• Challenge: Write out every entry, unchanged. Skip any picture.

========================

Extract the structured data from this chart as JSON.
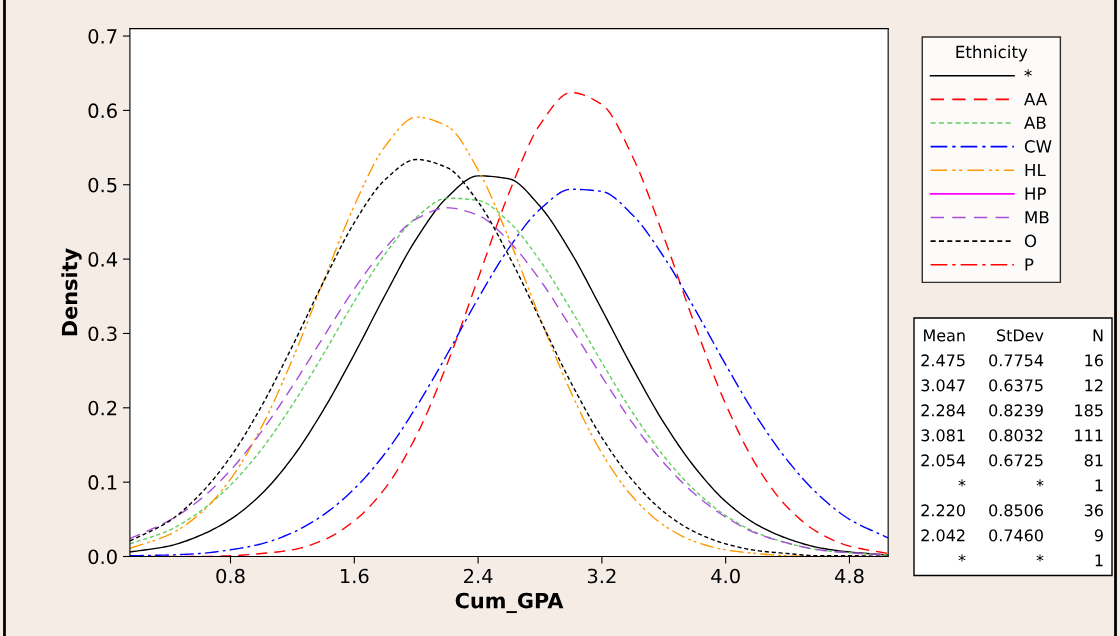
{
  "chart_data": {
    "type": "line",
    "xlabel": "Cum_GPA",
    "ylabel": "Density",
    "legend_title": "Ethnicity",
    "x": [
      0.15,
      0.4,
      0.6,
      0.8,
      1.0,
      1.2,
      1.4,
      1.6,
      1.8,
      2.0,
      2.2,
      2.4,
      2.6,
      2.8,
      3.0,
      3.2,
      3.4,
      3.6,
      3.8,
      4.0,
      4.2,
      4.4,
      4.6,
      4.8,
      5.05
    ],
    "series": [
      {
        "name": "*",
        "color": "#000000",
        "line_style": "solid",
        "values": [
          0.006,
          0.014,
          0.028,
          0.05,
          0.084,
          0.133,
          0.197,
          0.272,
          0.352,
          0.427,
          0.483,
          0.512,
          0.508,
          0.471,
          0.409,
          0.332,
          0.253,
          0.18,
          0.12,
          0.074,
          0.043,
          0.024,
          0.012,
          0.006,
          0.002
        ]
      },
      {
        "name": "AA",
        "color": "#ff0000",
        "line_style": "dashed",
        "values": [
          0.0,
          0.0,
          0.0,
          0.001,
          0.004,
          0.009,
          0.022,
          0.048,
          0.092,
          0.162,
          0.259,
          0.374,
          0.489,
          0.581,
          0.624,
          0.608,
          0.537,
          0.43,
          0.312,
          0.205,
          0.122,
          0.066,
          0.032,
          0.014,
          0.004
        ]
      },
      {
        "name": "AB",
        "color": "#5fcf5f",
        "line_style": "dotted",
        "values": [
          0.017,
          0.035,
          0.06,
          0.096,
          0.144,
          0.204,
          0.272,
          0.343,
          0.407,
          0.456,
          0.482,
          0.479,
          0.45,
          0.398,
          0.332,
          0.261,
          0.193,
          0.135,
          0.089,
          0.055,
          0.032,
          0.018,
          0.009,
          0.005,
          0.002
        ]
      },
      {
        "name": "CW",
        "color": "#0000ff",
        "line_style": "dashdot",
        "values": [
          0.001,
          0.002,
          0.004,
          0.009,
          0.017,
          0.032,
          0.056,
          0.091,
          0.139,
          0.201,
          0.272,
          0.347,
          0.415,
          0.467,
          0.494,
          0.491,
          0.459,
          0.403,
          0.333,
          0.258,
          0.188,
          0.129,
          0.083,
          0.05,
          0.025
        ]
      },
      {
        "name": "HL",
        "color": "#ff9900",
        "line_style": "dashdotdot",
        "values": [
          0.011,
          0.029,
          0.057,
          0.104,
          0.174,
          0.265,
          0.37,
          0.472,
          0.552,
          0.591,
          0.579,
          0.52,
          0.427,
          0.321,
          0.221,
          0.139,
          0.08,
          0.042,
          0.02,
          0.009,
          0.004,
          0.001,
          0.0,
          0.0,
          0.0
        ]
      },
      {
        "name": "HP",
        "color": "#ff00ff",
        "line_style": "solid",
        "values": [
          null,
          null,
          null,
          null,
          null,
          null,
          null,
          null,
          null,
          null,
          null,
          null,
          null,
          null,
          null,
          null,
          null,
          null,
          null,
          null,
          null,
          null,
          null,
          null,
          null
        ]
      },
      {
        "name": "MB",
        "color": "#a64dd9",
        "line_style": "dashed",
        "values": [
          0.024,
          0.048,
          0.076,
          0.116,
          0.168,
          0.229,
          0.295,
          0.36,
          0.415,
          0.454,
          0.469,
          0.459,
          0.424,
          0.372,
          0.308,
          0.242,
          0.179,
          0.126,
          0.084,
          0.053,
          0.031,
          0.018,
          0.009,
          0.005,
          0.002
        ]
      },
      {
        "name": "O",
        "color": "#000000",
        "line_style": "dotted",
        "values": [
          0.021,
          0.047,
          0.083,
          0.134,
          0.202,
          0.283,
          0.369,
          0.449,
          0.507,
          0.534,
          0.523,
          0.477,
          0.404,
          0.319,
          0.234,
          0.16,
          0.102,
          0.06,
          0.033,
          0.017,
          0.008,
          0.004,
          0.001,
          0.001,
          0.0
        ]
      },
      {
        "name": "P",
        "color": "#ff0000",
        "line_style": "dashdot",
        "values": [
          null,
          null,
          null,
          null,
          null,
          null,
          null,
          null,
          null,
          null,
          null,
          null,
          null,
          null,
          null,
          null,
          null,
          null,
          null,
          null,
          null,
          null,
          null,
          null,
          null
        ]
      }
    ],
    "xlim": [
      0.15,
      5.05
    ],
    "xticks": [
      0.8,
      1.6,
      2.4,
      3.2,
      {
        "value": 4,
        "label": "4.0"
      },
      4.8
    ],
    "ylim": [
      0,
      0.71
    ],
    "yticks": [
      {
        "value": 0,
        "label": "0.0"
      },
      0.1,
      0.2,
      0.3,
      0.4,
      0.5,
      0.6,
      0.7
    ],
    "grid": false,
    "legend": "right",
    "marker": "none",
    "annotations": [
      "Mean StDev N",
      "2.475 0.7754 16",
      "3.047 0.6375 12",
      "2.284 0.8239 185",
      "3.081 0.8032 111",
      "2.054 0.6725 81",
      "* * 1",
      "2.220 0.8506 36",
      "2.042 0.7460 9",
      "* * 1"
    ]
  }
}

========================

• Solution to the exercise:
Extract the structured data from this chart as JSON.
{
  "chart_data": {
    "type": "line",
    "xlabel": "Cum_GPA",
    "ylabel": "Density",
    "legend_title": "Ethnicity",
    "x": [
      0.15,
      0.4,
      0.6,
      0.8,
      1.0,
      1.2,
      1.4,
      1.6,
      1.8,
      2.0,
      2.2,
      2.4,
      2.6,
      2.8,
      3.0,
      3.2,
      3.4,
      3.6,
      3.8,
      4.0,
      4.2,
      4.4,
      4.6,
      4.8,
      5.05
    ],
    "series": [
      {
        "name": "*",
        "color": "#000000",
        "line_style": "solid",
        "values": [
          0.006,
          0.014,
          0.028,
          0.05,
          0.084,
          0.133,
          0.197,
          0.272,
          0.352,
          0.427,
          0.483,
          0.512,
          0.508,
          0.471,
          0.409,
          0.332,
          0.253,
          0.18,
          0.12,
          0.074,
          0.043,
          0.024,
          0.012,
          0.006,
          0.002
        ]
      },
      {
        "name": "AA",
        "color": "#ff0000",
        "line_style": "dashed",
        "values": [
          0.0,
          0.0,
          0.0,
          0.001,
          0.004,
          0.009,
          0.022,
          0.048,
          0.092,
          0.162,
          0.259,
          0.374,
          0.489,
          0.581,
          0.624,
          0.608,
          0.537,
          0.43,
          0.312,
          0.205,
          0.122,
          0.066,
          0.032,
          0.014,
          0.004
        ]
      },
      {
        "name": "AB",
        "color": "#5fcf5f",
        "line_style": "dotted",
        "values": [
          0.017,
          0.035,
          0.06,
          0.096,
          0.144,
          0.204,
          0.272,
          0.343,
          0.407,
          0.456,
          0.482,
          0.479,
          0.45,
          0.398,
          0.332,
          0.261,
          0.193,
          0.135,
          0.089,
          0.055,
          0.032,
          0.018,
          0.009,
          0.005,
          0.002
        ]
      },
      {
        "name": "CW",
        "color": "#0000ff",
        "line_style": "dashdot",
        "values": [
          0.001,
          0.002,
          0.004,
          0.009,
          0.017,
          0.032,
          0.056,
          0.091,
          0.139,
          0.201,
          0.272,
          0.347,
          0.415,
          0.467,
          0.494,
          0.491,
          0.459,
          0.403,
          0.333,
          0.258,
          0.188,
          0.129,
          0.083,
          0.05,
          0.025
        ]
      },
      {
        "name": "HL",
        "color": "#ff9900",
        "line_style": "dashdotdot",
        "values": [
          0.011,
          0.029,
          0.057,
          0.104,
          0.174,
          0.265,
          0.37,
          0.472,
          0.552,
          0.591,
          0.579,
          0.52,
          0.427,
          0.321,
          0.221,
          0.139,
          0.08,
          0.042,
          0.02,
          0.009,
          0.004,
          0.001,
          0.0,
          0.0,
          0.0
        ]
      },
      {
        "name": "HP",
        "color": "#ff00ff",
        "line_style": "solid",
        "values": [
          null,
          null,
          null,
          null,
          null,
          null,
          null,
          null,
          null,
          null,
          null,
          null,
          null,
          null,
          null,
          null,
          null,
          null,
          null,
          null,
          null,
          null,
          null,
          null,
          null
        ]
      },
      {
        "name": "MB",
        "color": "#a64dd9",
        "line_style": "dashed",
        "values": [
          0.024,
          0.048,
          0.076,
          0.116,
          0.168,
          0.229,
          0.295,
          0.36,
          0.415,
          0.454,
          0.469,
          0.459,
          0.424,
          0.372,
          0.308,
          0.242,
          0.179,
          0.126,
          0.084,
          0.053,
          0.031,
          0.018,
          0.009,
          0.005,
          0.002
        ]
      },
      {
        "name": "O",
        "color": "#000000",
        "line_style": "dotted",
        "values": [
          0.021,
          0.047,
          0.083,
          0.134,
          0.202,
          0.283,
          0.369,
          0.449,
          0.507,
          0.534,
          0.523,
          0.477,
          0.404,
          0.319,
          0.234,
          0.16,
          0.102,
          0.06,
          0.033,
          0.017,
          0.008,
          0.004,
          0.001,
          0.001,
          0.0
        ]
      },
      {
        "name": "P",
        "color": "#ff0000",
        "line_style": "dashdot",
        "values": [
          null,
          null,
          null,
          null,
          null,
          null,
          null,
          null,
          null,
          null,
          null,
          null,
          null,
          null,
          null,
          null,
          null,
          null,
          null,
          null,
          null,
          null,
          null,
          null,
          null
        ]
      }
    ],
    "xlim": [
      0.15,
      5.05
    ],
    "xticks": [
      0.8,
      1.6,
      2.4,
      3.2,
      {
        "value": 4,
        "label": "4.0"
      },
      4.8
    ],
    "ylim": [
      0,
      0.71
    ],
    "yticks": [
      {
        "value": 0,
        "label": "0.0"
      },
      0.1,
      0.2,
      0.3,
      0.4,
      0.5,
      0.6,
      0.7
    ],
    "grid": false,
    "legend": "right",
    "marker": "none",
    "annotations": [
      "Mean StDev N",
      "2.475 0.7754 16",
      "3.047 0.6375 12",
      "2.284 0.8239 185",
      "3.081 0.8032 111",
      "2.054 0.6725 81",
      "* * 1",
      "2.220 0.8506 36",
      "2.042 0.7460 9",
      "* * 1"
    ]
  }
}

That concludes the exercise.